**指示 1**. 本文によると、桜井裕志は何歳からドラムを始めたのか答えてください。
**指示 2**. 本文のうち「エディ・リー / The」を含む語句で始まり「入することになるバンド名だ。」で終わる部分を、「強盗」を「暴漢」に置き換えて書き直してください。

**本文**.
上裸でローポジションのベース、父親はジャズミュージシャンというところから「レッド・ホット・チリペッパーズ」のフリーを彷彿させる。

桜井 裕志

桜井 裕志

 ドラム担当の14歳。

 コユキの同級生で当時いじめに苦しんでいたコユキの唯一の味方だった。兄の影響で7歳からドラムを始める。穏やかで笑顔を絶やさないためか常に目が細いが、The Dying Breedのエディの言葉に影響を受けそれを信念として突き進む芯の強さがある。メンバーやプロアマ問わず誰もが認める心の広さを持ち、技術的にも「最ものびしろがある」と評され、ドラムとしての将来性も見込まれている。

【BECKの仲間】

ベック

ベック

 つぎはぎだらけの犬。竜介の飼い犬で、バンド名「BECK」の由来でもある。性格はコユキに対してのみ獰猛。元々はレオン・サイクスの飼い犬で竜介がギターと一緒に盗んできた。

斉藤 研一

斉藤 研一

 斉藤紙業を経営する登場時44歳。コユキをアルバイトとして雇っている。元水泳五輪強化選手の経歴を持ち、風俗が大好きな独身貴族という強烈な個性を持つ。ロック好きで自身もギターを弾き、コユキには音楽をやる上で大事なことをポロッと言ったりする。個人的には作中一番ロックを感じてしまう、筆者お気に入りのキャラクター。

南真帆

南真帆

 コユキと同じ登場時14歳で南竜介の父違いの妹。異父兄妹だがとても仲が良く容姿も似ている。コユキの才能をいち早く見出し、常にコユキの支えとなっている。バイリンガルで、海外進出したBECKをサポートすることも。真帆自身も歌が上手い。後にコユキと付き合うことになる。

エディ・リー / The Dying Breed(ダイイング・ブリード))

 全米でカリスマ的人気のバンドのギタリスト。本名はエドワード・リー。日本でのグレイトフル・サウンド出演間際、レコーディングスタジオに向かう途中に強盗に射殺されてしまう。竜介にギターを教え、バンドを組んだり、一緒に悪さをしたりと竜介にとって一番の親友だった。BECKのメンバーにも多大な影響を与えた人物。

BECKのメンバーたちが生み出す名シーンとドラマ

 本作のタイトルでもある「BECK」は、作中で、主人公であるコユキが加入することになるバンド名だ。

**表示データ**.
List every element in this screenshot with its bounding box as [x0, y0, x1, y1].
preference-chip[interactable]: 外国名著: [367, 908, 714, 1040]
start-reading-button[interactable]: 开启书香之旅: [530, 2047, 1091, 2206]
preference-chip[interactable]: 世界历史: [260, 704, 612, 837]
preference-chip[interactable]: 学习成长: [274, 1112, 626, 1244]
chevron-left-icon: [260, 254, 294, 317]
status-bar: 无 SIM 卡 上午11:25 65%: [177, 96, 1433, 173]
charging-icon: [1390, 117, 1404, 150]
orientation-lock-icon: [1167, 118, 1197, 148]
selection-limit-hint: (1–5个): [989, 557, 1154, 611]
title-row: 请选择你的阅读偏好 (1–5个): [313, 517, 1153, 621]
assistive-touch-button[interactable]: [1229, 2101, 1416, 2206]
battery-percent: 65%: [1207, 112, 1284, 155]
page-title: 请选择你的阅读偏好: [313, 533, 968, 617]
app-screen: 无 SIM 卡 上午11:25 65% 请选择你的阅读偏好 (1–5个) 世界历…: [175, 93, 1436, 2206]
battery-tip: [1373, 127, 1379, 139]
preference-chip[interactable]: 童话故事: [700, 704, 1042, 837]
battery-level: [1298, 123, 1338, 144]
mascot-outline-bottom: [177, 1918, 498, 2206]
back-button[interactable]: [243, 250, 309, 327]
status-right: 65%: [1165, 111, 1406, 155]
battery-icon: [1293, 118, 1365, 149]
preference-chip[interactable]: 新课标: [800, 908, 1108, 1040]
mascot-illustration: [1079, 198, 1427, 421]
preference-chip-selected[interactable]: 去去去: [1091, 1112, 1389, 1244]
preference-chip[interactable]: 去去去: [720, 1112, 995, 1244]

**回答 1**. 7歳からです。

**回答 2**.
エディ・リー / The Dying Breed(ダイイング・ブリード))

 全米でカリスマ的人気のバンドのギタリスト。本名はエドワード・リー。日本でのグレイトフル・サウンド出演間際、レコーディングスタジオに向かう途中に暴漢に射殺されてしまう。竜介にギターを教え、バンドを組んだり、一緒に悪さをしたりと竜介にとって一番の親友だった。BECKのメンバーにも多大な影響を与えた人物。

BECKのメンバーたちが生み出す名シーンとドラマ

 本作のタイトルでもある「BECK」は、作中で、主人公であるコユキが加入することになるバンド名だ。